↓↓↓

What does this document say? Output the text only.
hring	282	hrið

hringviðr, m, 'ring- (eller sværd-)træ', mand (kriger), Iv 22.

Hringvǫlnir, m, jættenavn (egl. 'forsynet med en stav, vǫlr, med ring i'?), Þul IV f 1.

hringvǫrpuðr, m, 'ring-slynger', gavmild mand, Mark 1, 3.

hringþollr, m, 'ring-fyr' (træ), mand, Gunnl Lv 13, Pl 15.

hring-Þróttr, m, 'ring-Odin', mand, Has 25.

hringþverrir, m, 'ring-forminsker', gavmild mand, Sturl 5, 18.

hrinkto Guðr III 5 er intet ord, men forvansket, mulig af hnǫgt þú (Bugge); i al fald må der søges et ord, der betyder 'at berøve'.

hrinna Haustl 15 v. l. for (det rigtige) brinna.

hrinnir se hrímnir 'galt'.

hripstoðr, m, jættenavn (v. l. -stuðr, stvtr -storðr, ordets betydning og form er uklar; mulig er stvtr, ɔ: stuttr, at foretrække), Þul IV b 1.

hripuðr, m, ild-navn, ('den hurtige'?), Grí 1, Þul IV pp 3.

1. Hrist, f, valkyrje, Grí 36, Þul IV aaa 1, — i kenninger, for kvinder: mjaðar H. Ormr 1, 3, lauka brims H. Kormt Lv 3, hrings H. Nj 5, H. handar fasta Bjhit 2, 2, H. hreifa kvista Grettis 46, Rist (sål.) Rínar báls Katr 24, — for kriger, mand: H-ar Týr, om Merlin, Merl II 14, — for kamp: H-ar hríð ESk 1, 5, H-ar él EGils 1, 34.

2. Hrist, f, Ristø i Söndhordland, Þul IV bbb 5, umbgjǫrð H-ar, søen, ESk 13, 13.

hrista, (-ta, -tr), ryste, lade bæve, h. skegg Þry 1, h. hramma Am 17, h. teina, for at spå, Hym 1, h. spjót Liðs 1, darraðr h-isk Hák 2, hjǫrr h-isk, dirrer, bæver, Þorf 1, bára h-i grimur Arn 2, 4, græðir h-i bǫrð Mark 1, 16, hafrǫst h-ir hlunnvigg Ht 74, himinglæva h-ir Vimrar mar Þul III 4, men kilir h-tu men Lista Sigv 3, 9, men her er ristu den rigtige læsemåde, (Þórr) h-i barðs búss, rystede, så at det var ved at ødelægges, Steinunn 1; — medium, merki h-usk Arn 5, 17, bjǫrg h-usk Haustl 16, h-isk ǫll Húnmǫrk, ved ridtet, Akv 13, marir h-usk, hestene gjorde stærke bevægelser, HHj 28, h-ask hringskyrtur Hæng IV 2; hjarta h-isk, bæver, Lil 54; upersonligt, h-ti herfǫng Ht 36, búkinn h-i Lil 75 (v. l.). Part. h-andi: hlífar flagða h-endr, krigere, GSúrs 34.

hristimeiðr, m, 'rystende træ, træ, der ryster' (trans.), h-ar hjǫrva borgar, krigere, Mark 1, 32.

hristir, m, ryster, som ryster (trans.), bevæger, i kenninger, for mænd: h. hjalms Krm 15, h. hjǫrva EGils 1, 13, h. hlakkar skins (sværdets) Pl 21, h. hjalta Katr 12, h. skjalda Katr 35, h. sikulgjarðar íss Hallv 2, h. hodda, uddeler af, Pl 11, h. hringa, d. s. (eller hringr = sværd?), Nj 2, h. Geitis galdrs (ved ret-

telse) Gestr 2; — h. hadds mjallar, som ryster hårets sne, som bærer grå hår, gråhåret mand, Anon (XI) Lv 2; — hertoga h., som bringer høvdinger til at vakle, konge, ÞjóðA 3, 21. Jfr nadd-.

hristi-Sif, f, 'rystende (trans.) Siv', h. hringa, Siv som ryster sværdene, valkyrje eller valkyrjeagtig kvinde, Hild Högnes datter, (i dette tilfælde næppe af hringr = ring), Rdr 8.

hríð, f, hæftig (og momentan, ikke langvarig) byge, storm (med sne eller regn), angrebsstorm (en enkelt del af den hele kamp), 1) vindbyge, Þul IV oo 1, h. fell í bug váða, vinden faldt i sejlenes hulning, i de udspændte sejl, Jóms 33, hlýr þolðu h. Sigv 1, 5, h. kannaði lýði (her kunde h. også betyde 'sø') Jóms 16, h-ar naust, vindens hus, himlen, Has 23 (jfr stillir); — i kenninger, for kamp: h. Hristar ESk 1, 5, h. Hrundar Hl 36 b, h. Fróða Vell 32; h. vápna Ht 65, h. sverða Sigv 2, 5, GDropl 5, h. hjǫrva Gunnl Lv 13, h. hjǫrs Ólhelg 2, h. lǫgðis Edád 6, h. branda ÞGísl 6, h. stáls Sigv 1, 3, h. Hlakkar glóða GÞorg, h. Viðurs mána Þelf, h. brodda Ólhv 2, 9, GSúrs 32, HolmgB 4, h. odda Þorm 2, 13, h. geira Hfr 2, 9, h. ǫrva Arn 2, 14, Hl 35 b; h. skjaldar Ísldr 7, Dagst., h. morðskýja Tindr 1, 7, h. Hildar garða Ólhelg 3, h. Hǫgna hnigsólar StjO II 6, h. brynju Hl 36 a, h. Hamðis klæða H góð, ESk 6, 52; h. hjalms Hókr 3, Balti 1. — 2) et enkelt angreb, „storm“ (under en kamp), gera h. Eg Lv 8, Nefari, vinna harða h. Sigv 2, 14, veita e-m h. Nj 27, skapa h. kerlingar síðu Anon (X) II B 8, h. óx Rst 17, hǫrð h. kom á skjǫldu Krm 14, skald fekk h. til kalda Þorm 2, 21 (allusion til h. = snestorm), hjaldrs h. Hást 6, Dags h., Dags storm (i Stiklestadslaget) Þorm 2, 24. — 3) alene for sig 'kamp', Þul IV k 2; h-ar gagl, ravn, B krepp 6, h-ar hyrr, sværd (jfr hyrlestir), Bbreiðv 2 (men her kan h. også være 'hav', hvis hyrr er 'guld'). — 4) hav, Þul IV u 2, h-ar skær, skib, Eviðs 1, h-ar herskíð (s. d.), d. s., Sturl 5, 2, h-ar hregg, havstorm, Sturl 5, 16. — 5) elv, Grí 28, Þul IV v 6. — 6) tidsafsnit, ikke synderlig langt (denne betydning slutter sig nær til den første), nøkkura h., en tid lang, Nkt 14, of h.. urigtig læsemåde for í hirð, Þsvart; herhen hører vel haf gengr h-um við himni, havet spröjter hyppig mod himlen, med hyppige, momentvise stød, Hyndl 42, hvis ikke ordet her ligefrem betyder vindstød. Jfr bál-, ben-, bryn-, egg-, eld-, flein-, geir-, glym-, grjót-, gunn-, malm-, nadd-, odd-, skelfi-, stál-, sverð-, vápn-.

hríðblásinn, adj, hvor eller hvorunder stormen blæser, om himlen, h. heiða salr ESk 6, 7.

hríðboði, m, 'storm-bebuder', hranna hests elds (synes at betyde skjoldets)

↑↑↑
↓↓↓

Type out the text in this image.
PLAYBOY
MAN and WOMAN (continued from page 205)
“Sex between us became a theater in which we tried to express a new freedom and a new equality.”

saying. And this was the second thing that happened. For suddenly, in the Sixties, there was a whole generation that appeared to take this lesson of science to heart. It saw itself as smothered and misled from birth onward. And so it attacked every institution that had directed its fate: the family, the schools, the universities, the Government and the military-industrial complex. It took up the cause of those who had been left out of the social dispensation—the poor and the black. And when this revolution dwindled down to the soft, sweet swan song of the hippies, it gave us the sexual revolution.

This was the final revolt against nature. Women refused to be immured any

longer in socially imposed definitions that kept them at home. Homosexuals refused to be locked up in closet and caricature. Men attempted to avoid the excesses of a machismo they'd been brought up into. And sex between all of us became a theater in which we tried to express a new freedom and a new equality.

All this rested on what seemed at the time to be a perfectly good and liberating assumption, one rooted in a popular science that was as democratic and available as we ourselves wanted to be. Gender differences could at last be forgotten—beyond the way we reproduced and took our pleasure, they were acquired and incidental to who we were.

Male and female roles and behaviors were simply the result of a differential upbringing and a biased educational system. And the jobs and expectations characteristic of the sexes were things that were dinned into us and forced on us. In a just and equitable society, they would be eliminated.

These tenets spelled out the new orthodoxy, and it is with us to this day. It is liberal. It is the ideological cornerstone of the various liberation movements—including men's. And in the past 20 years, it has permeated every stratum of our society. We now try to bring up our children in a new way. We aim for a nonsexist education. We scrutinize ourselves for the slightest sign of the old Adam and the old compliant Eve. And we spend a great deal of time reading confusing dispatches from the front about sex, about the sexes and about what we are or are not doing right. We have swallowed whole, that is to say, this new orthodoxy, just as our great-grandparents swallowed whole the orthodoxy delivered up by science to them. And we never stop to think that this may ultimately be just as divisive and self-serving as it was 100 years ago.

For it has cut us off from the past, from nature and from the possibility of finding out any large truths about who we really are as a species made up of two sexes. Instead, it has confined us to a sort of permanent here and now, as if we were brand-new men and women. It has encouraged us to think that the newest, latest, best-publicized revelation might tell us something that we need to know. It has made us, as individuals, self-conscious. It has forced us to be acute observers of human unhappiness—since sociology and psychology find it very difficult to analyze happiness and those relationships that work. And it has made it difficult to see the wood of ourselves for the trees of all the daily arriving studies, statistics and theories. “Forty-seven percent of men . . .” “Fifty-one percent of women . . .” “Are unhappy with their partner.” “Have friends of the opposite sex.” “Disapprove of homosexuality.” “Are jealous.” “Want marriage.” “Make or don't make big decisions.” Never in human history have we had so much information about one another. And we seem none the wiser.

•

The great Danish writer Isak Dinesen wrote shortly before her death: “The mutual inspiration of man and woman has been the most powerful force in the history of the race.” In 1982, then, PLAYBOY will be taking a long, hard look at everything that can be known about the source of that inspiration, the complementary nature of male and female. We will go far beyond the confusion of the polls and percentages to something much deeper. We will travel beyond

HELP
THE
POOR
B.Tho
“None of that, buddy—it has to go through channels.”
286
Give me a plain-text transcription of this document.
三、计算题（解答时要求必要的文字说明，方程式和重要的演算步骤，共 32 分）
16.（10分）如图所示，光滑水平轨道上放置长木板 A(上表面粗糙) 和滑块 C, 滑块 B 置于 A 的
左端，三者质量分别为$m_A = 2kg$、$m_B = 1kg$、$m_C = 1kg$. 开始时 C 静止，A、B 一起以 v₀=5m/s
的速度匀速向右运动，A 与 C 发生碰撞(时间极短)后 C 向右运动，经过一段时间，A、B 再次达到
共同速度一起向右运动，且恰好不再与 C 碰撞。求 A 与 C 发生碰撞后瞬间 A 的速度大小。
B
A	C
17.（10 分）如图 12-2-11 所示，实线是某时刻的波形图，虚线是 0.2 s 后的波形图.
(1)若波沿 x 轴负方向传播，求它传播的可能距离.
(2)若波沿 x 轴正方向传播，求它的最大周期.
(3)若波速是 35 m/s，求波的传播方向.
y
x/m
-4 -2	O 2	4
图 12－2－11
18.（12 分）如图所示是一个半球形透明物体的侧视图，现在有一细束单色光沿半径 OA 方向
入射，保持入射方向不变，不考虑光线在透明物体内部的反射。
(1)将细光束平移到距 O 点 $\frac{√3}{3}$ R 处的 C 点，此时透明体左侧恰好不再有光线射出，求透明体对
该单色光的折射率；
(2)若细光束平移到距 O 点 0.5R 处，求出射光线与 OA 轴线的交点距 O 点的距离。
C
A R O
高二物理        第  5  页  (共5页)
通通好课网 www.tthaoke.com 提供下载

↑↑↑
↓↓↓

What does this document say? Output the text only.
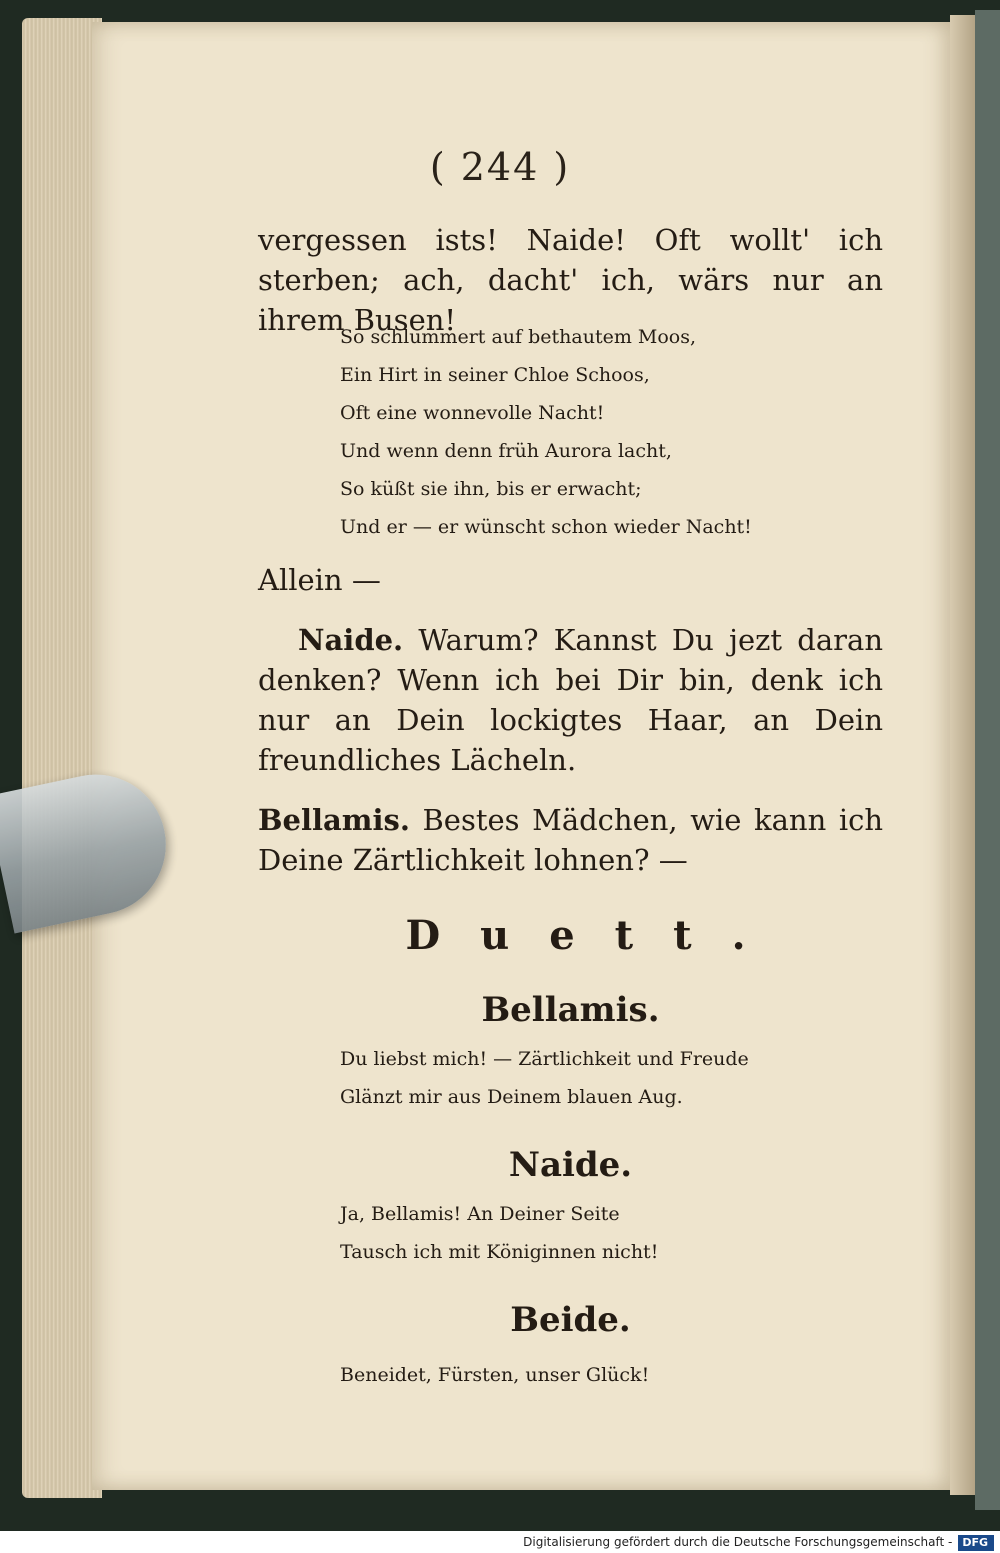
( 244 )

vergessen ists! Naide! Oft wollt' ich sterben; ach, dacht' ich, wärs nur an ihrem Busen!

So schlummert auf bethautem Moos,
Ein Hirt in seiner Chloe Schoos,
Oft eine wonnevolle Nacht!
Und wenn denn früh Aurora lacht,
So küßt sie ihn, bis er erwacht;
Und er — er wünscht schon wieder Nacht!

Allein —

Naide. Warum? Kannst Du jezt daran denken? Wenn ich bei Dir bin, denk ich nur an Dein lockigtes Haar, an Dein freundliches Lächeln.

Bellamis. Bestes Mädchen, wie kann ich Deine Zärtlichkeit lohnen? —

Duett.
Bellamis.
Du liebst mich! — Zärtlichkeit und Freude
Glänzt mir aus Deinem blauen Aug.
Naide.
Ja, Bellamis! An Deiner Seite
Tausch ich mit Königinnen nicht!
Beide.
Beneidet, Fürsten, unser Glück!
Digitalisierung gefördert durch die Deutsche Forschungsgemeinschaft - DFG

↑↑↑

What you have to do: Which lines contain "Zärtlichkeit"? Copy each of them out.

Response to this task:
Bellamis. Bestes Mädchen, wie kann ich Deine Zärtlichkeit lohnen? —
Du liebst mich! — Zärtlichkeit und Freude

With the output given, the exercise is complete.